— Start —

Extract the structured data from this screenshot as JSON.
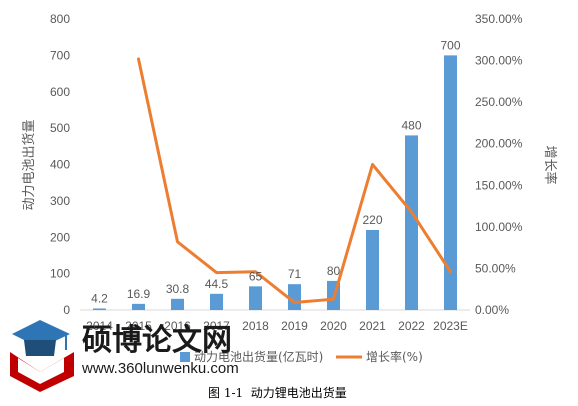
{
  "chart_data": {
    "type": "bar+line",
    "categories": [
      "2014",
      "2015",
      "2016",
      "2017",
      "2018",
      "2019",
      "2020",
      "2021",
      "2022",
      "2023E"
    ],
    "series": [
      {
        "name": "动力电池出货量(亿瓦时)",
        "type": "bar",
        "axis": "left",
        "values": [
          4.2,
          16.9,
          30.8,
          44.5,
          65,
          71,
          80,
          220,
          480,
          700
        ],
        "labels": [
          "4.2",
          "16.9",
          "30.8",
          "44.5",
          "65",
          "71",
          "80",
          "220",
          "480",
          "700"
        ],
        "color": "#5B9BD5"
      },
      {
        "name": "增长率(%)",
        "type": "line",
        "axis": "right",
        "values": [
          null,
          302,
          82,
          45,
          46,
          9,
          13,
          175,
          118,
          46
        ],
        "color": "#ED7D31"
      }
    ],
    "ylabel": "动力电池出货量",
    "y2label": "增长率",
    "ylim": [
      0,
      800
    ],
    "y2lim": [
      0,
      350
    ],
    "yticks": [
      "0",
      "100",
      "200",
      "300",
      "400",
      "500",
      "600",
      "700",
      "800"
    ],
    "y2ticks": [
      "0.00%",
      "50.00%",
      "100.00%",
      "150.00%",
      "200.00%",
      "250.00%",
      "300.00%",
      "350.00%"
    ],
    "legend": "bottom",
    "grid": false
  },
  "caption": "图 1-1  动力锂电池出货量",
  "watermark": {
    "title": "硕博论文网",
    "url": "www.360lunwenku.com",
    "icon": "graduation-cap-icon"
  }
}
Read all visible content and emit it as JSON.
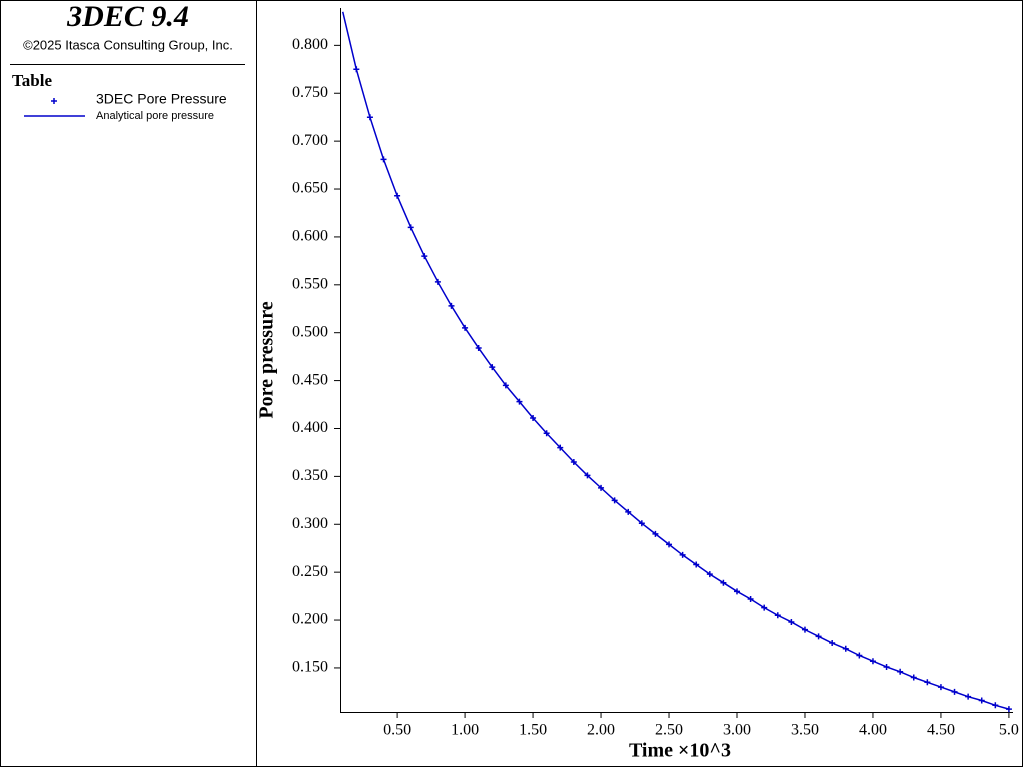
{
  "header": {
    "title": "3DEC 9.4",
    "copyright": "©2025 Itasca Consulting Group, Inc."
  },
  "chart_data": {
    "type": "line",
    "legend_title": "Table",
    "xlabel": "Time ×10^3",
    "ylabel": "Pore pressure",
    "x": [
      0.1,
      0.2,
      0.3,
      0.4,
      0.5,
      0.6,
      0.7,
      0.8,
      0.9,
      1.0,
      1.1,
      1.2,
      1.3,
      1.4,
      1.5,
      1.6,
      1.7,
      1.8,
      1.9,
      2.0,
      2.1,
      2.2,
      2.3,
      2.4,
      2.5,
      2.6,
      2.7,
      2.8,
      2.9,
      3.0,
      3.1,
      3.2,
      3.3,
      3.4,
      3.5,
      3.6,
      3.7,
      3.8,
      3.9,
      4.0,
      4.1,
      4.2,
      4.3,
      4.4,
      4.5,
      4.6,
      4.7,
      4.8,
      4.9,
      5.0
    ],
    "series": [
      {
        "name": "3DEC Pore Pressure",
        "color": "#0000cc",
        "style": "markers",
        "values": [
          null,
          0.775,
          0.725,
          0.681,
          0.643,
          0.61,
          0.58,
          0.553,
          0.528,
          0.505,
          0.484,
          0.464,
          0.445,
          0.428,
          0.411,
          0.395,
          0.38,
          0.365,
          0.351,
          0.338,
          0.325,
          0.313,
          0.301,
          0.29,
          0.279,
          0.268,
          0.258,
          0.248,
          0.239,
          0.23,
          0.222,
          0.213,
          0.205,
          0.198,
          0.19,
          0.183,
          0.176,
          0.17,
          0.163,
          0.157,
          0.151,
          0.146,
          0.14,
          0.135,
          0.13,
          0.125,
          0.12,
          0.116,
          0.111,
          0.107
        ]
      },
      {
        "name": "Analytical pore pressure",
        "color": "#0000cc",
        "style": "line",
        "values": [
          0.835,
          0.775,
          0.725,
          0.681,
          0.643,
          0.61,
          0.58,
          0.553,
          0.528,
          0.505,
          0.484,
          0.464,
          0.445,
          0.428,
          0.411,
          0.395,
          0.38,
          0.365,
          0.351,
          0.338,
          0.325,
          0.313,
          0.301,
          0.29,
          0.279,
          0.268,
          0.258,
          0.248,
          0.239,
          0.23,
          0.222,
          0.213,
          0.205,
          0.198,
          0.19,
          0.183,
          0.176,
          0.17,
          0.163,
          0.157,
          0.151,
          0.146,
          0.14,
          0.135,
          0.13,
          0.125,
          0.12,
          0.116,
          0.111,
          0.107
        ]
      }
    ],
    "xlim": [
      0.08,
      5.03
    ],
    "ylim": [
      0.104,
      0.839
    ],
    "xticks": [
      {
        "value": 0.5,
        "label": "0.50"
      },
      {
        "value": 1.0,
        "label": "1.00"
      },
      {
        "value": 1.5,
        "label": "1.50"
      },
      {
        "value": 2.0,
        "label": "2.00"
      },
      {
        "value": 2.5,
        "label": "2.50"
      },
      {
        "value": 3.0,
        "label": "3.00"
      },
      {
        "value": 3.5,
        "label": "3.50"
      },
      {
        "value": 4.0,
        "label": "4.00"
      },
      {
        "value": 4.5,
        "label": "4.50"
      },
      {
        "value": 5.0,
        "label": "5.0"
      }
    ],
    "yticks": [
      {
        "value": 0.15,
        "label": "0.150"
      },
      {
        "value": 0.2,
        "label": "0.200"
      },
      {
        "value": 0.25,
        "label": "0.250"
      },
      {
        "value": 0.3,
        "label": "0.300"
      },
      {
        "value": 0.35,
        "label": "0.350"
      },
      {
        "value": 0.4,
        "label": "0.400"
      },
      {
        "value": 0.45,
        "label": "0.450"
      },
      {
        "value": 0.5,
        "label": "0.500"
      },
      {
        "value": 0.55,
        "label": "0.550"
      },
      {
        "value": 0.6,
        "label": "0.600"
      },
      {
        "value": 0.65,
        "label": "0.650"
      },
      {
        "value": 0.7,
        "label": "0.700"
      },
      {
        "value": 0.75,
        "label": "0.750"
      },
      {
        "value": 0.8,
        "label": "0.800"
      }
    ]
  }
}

— End —

All of the data above should be transcribed verbatim, with pictures omitted.

■ The solution:
Extract the structured data from this screenshot as JSON.
{
  "chart_data": {
    "type": "bar+line",
    "categories": [
      "2014",
      "2015",
      "2016",
      "2017",
      "2018",
      "2019",
      "2020",
      "2021",
      "2022",
      "2023E"
    ],
    "series": [
      {
        "name": "动力电池出货量(亿瓦时)",
        "type": "bar",
        "axis": "left",
        "values": [
          4.2,
          16.9,
          30.8,
          44.5,
          65,
          71,
          80,
          220,
          480,
          700
        ],
        "labels": [
          "4.2",
          "16.9",
          "30.8",
          "44.5",
          "65",
          "71",
          "80",
          "220",
          "480",
          "700"
        ],
        "color": "#5B9BD5"
      },
      {
        "name": "增长率(%)",
        "type": "line",
        "axis": "right",
        "values": [
          null,
          302,
          82,
          45,
          46,
          9,
          13,
          175,
          118,
          46
        ],
        "color": "#ED7D31"
      }
    ],
    "ylabel": "动力电池出货量",
    "y2label": "增长率",
    "ylim": [
      0,
      800
    ],
    "y2lim": [
      0,
      350
    ],
    "yticks": [
      "0",
      "100",
      "200",
      "300",
      "400",
      "500",
      "600",
      "700",
      "800"
    ],
    "y2ticks": [
      "0.00%",
      "50.00%",
      "100.00%",
      "150.00%",
      "200.00%",
      "250.00%",
      "300.00%",
      "350.00%"
    ],
    "legend": "bottom",
    "grid": false
  },
  "caption": "图 1-1  动力锂电池出货量",
  "watermark": {
    "title": "硕博论文网",
    "url": "www.360lunwenku.com",
    "icon": "graduation-cap-icon"
  }
}
Read all visible content and emit it as JSON.
{
  "header": {
    "title": "3DEC 9.4",
    "copyright": "©2025 Itasca Consulting Group, Inc."
  },
  "chart_data": {
    "type": "line",
    "legend_title": "Table",
    "xlabel": "Time ×10^3",
    "ylabel": "Pore pressure",
    "x": [
      0.1,
      0.2,
      0.3,
      0.4,
      0.5,
      0.6,
      0.7,
      0.8,
      0.9,
      1.0,
      1.1,
      1.2,
      1.3,
      1.4,
      1.5,
      1.6,
      1.7,
      1.8,
      1.9,
      2.0,
      2.1,
      2.2,
      2.3,
      2.4,
      2.5,
      2.6,
      2.7,
      2.8,
      2.9,
      3.0,
      3.1,
      3.2,
      3.3,
      3.4,
      3.5,
      3.6,
      3.7,
      3.8,
      3.9,
      4.0,
      4.1,
      4.2,
      4.3,
      4.4,
      4.5,
      4.6,
      4.7,
      4.8,
      4.9,
      5.0
    ],
    "series": [
      {
        "name": "3DEC Pore Pressure",
        "color": "#0000cc",
        "style": "markers",
        "values": [
          null,
          0.775,
          0.725,
          0.681,
          0.643,
          0.61,
          0.58,
          0.553,
          0.528,
          0.505,
          0.484,
          0.464,
          0.445,
          0.428,
          0.411,
          0.395,
          0.38,
          0.365,
          0.351,
          0.338,
          0.325,
          0.313,
          0.301,
          0.29,
          0.279,
          0.268,
          0.258,
          0.248,
          0.239,
          0.23,
          0.222,
          0.213,
          0.205,
          0.198,
          0.19,
          0.183,
          0.176,
          0.17,
          0.163,
          0.157,
          0.151,
          0.146,
          0.14,
          0.135,
          0.13,
          0.125,
          0.12,
          0.116,
          0.111,
          0.107
        ]
      },
      {
        "name": "Analytical pore pressure",
        "color": "#0000cc",
        "style": "line",
        "values": [
          0.835,
          0.775,
          0.725,
          0.681,
          0.643,
          0.61,
          0.58,
          0.553,
          0.528,
          0.505,
          0.484,
          0.464,
          0.445,
          0.428,
          0.411,
          0.395,
          0.38,
          0.365,
          0.351,
          0.338,
          0.325,
          0.313,
          0.301,
          0.29,
          0.279,
          0.268,
          0.258,
          0.248,
          0.239,
          0.23,
          0.222,
          0.213,
          0.205,
          0.198,
          0.19,
          0.183,
          0.176,
          0.17,
          0.163,
          0.157,
          0.151,
          0.146,
          0.14,
          0.135,
          0.13,
          0.125,
          0.12,
          0.116,
          0.111,
          0.107
        ]
      }
    ],
    "xlim": [
      0.08,
      5.03
    ],
    "ylim": [
      0.104,
      0.839
    ],
    "xticks": [
      {
        "value": 0.5,
        "label": "0.50"
      },
      {
        "value": 1.0,
        "label": "1.00"
      },
      {
        "value": 1.5,
        "label": "1.50"
      },
      {
        "value": 2.0,
        "label": "2.00"
      },
      {
        "value": 2.5,
        "label": "2.50"
      },
      {
        "value": 3.0,
        "label": "3.00"
      },
      {
        "value": 3.5,
        "label": "3.50"
      },
      {
        "value": 4.0,
        "label": "4.00"
      },
      {
        "value": 4.5,
        "label": "4.50"
      },
      {
        "value": 5.0,
        "label": "5.0"
      }
    ],
    "yticks": [
      {
        "value": 0.15,
        "label": "0.150"
      },
      {
        "value": 0.2,
        "label": "0.200"
      },
      {
        "value": 0.25,
        "label": "0.250"
      },
      {
        "value": 0.3,
        "label": "0.300"
      },
      {
        "value": 0.35,
        "label": "0.350"
      },
      {
        "value": 0.4,
        "label": "0.400"
      },
      {
        "value": 0.45,
        "label": "0.450"
      },
      {
        "value": 0.5,
        "label": "0.500"
      },
      {
        "value": 0.55,
        "label": "0.550"
      },
      {
        "value": 0.6,
        "label": "0.600"
      },
      {
        "value": 0.65,
        "label": "0.650"
      },
      {
        "value": 0.7,
        "label": "0.700"
      },
      {
        "value": 0.75,
        "label": "0.750"
      },
      {
        "value": 0.8,
        "label": "0.800"
      }
    ]
  }
}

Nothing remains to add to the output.